# START OF SOURCE RECORDS

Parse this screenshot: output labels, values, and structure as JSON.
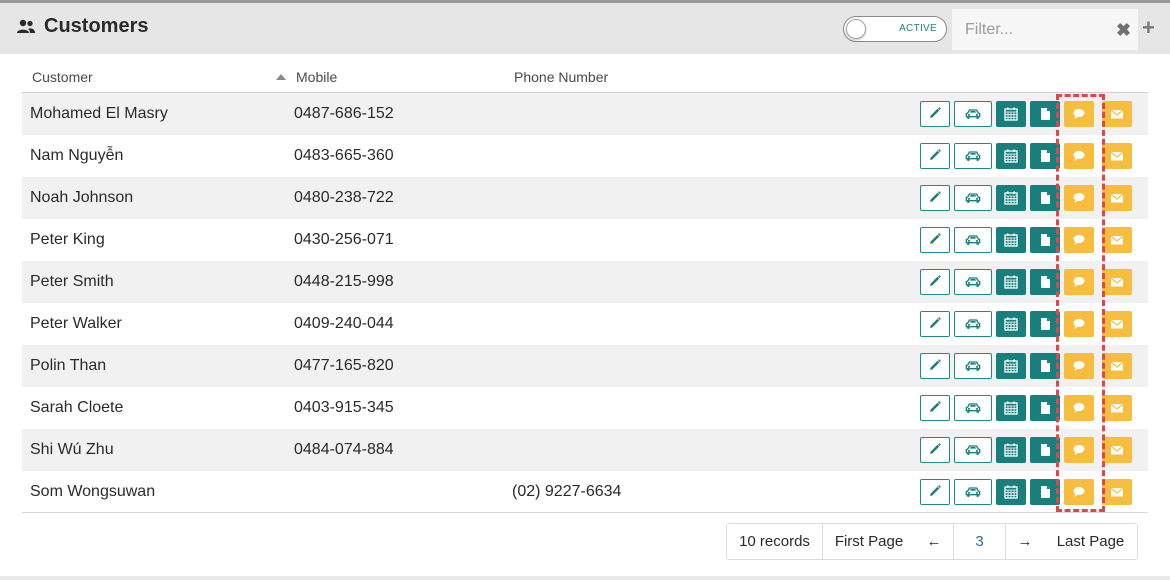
{
  "header": {
    "title": "Customers",
    "toggle_label": "ACTIVE",
    "filter_placeholder": "Filter...",
    "clear_symbol": "✖",
    "add_symbol": "+"
  },
  "table": {
    "columns": [
      "Customer",
      "Mobile",
      "Phone Number"
    ],
    "sorted_column": "Customer",
    "rows": [
      {
        "customer": "Mohamed El Masry",
        "mobile": "0487-686-152",
        "phone": ""
      },
      {
        "customer": "Nam Nguyễn",
        "mobile": "0483-665-360",
        "phone": ""
      },
      {
        "customer": "Noah Johnson",
        "mobile": "0480-238-722",
        "phone": ""
      },
      {
        "customer": "Peter King",
        "mobile": "0430-256-071",
        "phone": ""
      },
      {
        "customer": "Peter Smith",
        "mobile": "0448-215-998",
        "phone": ""
      },
      {
        "customer": "Peter Walker",
        "mobile": "0409-240-044",
        "phone": ""
      },
      {
        "customer": "Polin Than",
        "mobile": "0477-165-820",
        "phone": ""
      },
      {
        "customer": "Sarah Cloete",
        "mobile": "0403-915-345",
        "phone": ""
      },
      {
        "customer": "Shi Wú Zhu",
        "mobile": "0484-074-884",
        "phone": ""
      },
      {
        "customer": "Som Wongsuwan",
        "mobile": "",
        "phone": "(02) 9227-6634"
      }
    ],
    "row_actions": [
      "pencil-icon",
      "car-icon",
      "calendar-icon",
      "document-icon",
      "chat-icon",
      "envelope-icon"
    ]
  },
  "pagination": {
    "records": "10 records",
    "first": "First Page",
    "prev": "←",
    "current": "3",
    "next": "→",
    "last": "Last Page"
  },
  "colors": {
    "teal": "#187f7c",
    "yellow": "#f6bd3f",
    "highlight": "#e0454a"
  }
}
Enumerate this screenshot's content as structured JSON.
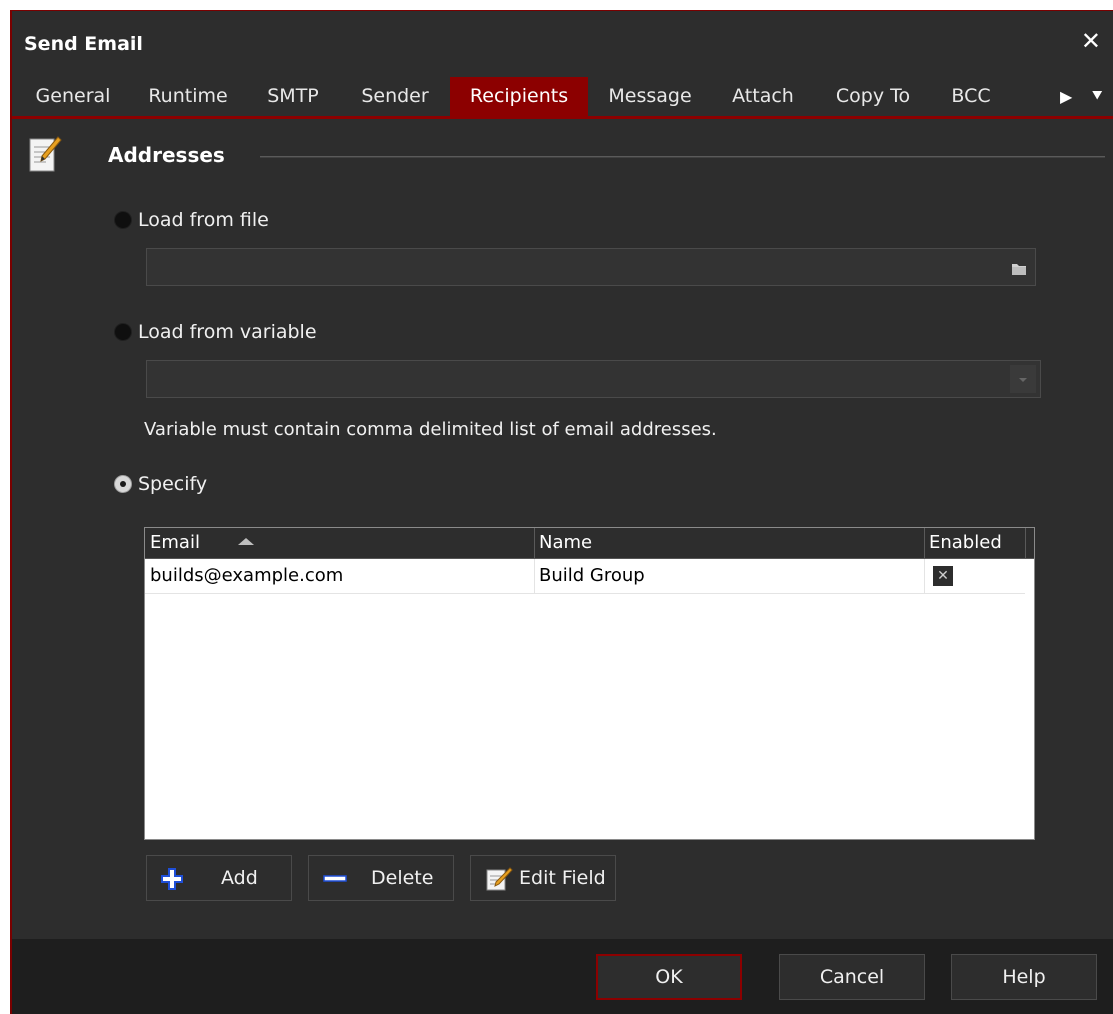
{
  "window": {
    "title": "Send Email",
    "close_icon": "close-icon"
  },
  "tabs": [
    {
      "label": "General"
    },
    {
      "label": "Runtime"
    },
    {
      "label": "SMTP"
    },
    {
      "label": "Sender"
    },
    {
      "label": "Recipients",
      "active": true
    },
    {
      "label": "Message"
    },
    {
      "label": "Attach"
    },
    {
      "label": "Copy To"
    },
    {
      "label": "BCC"
    }
  ],
  "section": {
    "title": "Addresses",
    "icon": "notepad-icon"
  },
  "load_from_file": {
    "label": "Load from file",
    "selected": false,
    "value": "",
    "browse_icon": "folder-icon"
  },
  "load_from_variable": {
    "label": "Load from variable",
    "selected": false,
    "value": "",
    "hint": "Variable must contain comma delimited list of email addresses."
  },
  "specify": {
    "label": "Specify",
    "selected": true
  },
  "grid": {
    "columns": [
      "Email",
      "Name",
      "Enabled"
    ],
    "sorted_column": "Email",
    "rows": [
      {
        "email": "builds@example.com",
        "name": "Build Group",
        "enabled": true
      }
    ]
  },
  "actions": {
    "add_label": "Add",
    "delete_label": "Delete",
    "edit_label": "Edit Field"
  },
  "footer": {
    "ok_label": "OK",
    "cancel_label": "Cancel",
    "help_label": "Help"
  },
  "colors": {
    "accent": "#8c0000",
    "background": "#2d2d2d",
    "footer": "#1e1e1e"
  }
}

# END OF SOURCE RECORDS

Exactly the lines from the one with "Enumerate this screenshot's" through the end of the records should be written out, and only those. Pictures do not belong in the copy.

● **THE SOLUTION**:
Enumerate this screenshot's content as structured JSON.
{
  "window": {
    "title": "Send Email",
    "close_icon": "close-icon"
  },
  "tabs": [
    {
      "label": "General"
    },
    {
      "label": "Runtime"
    },
    {
      "label": "SMTP"
    },
    {
      "label": "Sender"
    },
    {
      "label": "Recipients",
      "active": true
    },
    {
      "label": "Message"
    },
    {
      "label": "Attach"
    },
    {
      "label": "Copy To"
    },
    {
      "label": "BCC"
    }
  ],
  "section": {
    "title": "Addresses",
    "icon": "notepad-icon"
  },
  "load_from_file": {
    "label": "Load from file",
    "selected": false,
    "value": "",
    "browse_icon": "folder-icon"
  },
  "load_from_variable": {
    "label": "Load from variable",
    "selected": false,
    "value": "",
    "hint": "Variable must contain comma delimited list of email addresses."
  },
  "specify": {
    "label": "Specify",
    "selected": true
  },
  "grid": {
    "columns": [
      "Email",
      "Name",
      "Enabled"
    ],
    "sorted_column": "Email",
    "rows": [
      {
        "email": "builds@example.com",
        "name": "Build Group",
        "enabled": true
      }
    ]
  },
  "actions": {
    "add_label": "Add",
    "delete_label": "Delete",
    "edit_label": "Edit Field"
  },
  "footer": {
    "ok_label": "OK",
    "cancel_label": "Cancel",
    "help_label": "Help"
  },
  "colors": {
    "accent": "#8c0000",
    "background": "#2d2d2d",
    "footer": "#1e1e1e"
  }
}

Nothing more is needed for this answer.